▸ **Requirements**
Copy out every line that contains "Unused".

[Extracts from a graphics dataset]
[Begin]
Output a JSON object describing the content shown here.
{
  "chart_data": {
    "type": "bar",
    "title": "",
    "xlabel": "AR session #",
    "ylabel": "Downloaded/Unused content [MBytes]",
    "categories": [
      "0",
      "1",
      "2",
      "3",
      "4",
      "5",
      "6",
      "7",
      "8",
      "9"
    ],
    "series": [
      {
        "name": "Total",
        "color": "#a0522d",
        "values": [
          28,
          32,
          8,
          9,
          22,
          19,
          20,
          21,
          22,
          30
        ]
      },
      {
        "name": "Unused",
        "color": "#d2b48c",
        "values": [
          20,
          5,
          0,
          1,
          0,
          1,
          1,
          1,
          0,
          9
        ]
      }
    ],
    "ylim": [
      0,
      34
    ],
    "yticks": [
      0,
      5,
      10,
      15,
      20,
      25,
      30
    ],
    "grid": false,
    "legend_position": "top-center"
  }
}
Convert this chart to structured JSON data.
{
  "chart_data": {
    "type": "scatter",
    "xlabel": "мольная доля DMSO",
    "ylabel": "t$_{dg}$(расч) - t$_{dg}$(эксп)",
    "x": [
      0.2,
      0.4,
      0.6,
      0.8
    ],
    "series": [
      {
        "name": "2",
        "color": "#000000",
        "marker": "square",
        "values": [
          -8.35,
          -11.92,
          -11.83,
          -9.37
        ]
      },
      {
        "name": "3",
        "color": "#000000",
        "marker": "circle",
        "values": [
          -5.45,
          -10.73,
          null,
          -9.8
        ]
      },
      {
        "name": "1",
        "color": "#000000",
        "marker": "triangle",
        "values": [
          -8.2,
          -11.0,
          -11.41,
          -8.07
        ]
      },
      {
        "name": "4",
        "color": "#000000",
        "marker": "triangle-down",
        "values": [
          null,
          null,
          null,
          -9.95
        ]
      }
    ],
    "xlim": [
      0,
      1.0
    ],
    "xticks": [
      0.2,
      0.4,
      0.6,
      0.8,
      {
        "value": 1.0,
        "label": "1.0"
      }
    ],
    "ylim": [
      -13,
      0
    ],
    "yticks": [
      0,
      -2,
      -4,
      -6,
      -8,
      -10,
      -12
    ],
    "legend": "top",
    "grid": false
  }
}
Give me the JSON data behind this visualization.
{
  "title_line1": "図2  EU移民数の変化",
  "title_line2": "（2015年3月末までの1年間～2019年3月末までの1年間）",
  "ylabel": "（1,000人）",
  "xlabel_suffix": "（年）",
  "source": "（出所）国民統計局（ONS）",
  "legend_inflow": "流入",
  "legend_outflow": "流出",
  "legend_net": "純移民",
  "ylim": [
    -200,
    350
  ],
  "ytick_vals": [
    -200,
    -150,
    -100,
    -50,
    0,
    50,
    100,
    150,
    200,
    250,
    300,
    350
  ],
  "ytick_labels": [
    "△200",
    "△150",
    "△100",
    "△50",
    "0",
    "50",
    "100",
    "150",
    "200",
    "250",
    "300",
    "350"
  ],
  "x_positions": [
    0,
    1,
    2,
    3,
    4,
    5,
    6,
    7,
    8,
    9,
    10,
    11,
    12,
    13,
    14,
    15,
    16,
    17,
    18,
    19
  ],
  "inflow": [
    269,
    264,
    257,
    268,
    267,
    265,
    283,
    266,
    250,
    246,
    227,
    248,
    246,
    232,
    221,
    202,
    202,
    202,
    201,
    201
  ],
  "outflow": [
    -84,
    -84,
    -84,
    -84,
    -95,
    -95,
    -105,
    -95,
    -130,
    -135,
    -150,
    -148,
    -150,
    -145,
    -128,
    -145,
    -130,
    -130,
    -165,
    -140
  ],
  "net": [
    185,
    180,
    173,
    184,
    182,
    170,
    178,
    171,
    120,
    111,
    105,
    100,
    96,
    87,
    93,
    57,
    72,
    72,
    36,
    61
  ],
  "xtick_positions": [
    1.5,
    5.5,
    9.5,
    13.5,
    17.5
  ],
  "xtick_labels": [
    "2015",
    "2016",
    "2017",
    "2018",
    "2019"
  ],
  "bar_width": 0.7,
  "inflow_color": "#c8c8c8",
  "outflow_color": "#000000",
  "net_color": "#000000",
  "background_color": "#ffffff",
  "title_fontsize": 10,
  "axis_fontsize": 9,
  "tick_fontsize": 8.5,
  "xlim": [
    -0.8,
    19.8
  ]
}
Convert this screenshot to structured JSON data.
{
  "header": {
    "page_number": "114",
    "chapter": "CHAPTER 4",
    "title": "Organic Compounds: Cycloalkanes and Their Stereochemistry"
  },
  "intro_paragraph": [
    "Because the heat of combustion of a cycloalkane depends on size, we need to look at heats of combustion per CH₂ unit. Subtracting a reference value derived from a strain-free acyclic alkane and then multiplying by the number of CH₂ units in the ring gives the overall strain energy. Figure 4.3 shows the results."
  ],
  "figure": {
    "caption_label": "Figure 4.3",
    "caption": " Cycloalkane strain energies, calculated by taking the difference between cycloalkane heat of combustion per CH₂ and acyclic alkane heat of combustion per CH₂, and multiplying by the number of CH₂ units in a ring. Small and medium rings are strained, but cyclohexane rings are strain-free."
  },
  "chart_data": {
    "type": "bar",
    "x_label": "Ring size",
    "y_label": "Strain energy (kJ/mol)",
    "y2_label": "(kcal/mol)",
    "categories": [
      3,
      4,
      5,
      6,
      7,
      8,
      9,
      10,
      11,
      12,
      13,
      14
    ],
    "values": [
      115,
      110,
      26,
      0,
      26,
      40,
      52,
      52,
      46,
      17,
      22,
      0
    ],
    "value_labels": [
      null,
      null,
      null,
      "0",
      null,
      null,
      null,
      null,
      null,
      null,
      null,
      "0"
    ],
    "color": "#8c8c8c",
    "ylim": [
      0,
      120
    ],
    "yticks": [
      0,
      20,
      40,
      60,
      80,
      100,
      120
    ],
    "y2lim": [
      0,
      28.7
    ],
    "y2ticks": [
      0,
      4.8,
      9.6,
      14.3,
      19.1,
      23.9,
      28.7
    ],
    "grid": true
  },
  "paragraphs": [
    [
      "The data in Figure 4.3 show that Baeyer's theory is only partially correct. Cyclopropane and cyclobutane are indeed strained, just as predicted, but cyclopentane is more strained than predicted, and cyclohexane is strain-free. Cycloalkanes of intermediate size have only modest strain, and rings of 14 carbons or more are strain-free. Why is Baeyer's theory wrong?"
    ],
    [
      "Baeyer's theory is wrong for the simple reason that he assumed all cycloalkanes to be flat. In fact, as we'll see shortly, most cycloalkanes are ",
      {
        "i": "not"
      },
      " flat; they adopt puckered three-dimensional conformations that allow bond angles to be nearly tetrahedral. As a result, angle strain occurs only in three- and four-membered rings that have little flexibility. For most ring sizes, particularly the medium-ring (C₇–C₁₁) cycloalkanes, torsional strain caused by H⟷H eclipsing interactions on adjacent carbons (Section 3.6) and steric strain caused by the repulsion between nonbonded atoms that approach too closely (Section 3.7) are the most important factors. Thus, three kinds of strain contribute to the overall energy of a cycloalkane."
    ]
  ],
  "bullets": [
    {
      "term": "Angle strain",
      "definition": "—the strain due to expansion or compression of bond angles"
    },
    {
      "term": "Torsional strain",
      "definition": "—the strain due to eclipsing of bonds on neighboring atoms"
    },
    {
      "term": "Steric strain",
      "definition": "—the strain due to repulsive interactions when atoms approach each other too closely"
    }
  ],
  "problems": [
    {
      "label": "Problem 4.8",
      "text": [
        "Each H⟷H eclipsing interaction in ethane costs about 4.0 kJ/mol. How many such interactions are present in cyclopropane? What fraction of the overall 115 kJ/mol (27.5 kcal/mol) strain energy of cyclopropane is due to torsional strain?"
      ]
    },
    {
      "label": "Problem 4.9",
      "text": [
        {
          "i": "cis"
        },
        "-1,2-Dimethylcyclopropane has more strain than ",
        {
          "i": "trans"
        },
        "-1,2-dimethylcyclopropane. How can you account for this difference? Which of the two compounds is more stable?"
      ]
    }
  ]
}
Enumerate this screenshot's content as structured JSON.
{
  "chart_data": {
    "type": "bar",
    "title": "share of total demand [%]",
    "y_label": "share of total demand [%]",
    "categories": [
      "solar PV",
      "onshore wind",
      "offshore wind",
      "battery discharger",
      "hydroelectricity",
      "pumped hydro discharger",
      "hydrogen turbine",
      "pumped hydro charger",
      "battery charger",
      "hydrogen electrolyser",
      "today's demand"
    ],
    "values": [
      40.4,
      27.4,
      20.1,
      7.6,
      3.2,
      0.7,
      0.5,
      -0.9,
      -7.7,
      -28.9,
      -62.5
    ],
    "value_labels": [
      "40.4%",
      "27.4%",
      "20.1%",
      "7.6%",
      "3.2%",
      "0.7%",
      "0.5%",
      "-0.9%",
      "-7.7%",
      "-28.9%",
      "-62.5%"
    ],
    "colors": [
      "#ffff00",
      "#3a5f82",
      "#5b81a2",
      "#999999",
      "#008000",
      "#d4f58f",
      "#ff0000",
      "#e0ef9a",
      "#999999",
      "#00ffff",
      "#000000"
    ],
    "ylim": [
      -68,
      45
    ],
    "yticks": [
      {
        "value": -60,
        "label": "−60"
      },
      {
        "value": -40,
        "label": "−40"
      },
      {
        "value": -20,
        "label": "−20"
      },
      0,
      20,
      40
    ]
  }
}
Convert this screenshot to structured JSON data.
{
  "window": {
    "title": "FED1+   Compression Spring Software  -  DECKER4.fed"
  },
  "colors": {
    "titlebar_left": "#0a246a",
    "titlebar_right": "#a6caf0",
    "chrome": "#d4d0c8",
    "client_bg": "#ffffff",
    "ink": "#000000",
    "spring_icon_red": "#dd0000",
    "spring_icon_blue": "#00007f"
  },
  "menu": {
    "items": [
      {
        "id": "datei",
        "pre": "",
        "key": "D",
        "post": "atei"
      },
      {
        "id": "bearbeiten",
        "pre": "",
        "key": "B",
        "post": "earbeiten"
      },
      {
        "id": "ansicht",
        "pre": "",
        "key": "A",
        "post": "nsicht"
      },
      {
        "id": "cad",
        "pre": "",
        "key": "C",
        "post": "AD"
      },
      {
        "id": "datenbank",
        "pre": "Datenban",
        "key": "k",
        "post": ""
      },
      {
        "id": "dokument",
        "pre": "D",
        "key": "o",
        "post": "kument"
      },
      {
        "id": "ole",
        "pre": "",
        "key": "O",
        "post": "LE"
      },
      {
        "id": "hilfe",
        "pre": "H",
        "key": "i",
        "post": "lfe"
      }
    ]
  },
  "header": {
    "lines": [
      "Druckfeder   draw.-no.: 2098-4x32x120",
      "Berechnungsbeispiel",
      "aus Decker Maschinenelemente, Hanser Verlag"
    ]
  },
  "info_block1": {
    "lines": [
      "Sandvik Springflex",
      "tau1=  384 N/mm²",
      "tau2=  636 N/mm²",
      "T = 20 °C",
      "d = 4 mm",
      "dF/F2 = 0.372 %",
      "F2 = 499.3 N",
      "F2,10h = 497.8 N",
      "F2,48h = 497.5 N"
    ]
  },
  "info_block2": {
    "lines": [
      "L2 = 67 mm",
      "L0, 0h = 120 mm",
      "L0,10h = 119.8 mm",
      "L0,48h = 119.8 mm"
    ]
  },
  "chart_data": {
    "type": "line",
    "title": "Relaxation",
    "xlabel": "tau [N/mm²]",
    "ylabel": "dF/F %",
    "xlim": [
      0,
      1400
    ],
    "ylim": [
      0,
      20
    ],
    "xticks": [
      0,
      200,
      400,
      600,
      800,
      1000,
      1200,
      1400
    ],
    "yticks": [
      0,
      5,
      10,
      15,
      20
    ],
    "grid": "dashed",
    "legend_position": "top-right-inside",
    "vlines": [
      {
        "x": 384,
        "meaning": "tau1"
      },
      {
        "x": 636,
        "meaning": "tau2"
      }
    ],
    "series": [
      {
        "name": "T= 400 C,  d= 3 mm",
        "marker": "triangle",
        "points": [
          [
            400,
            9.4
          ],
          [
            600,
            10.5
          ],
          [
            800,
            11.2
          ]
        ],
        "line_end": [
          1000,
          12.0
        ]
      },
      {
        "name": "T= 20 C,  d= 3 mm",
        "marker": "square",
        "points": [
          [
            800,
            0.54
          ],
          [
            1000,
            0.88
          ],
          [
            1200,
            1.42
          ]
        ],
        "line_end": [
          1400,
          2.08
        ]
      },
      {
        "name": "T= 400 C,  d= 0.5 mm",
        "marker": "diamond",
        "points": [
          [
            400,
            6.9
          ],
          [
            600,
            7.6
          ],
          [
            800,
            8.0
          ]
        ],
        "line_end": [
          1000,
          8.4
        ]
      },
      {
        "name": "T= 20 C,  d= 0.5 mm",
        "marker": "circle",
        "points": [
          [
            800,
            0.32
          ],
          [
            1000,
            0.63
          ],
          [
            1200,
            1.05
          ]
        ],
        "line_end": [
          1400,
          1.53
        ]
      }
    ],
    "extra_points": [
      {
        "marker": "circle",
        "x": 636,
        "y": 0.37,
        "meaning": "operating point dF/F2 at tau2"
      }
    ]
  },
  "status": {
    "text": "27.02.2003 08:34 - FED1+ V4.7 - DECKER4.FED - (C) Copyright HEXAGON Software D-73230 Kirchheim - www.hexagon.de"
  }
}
[End]
▸ **Response**
    "ylabel": "Downloaded/Unused content [MBytes]",
        "name": "Unused",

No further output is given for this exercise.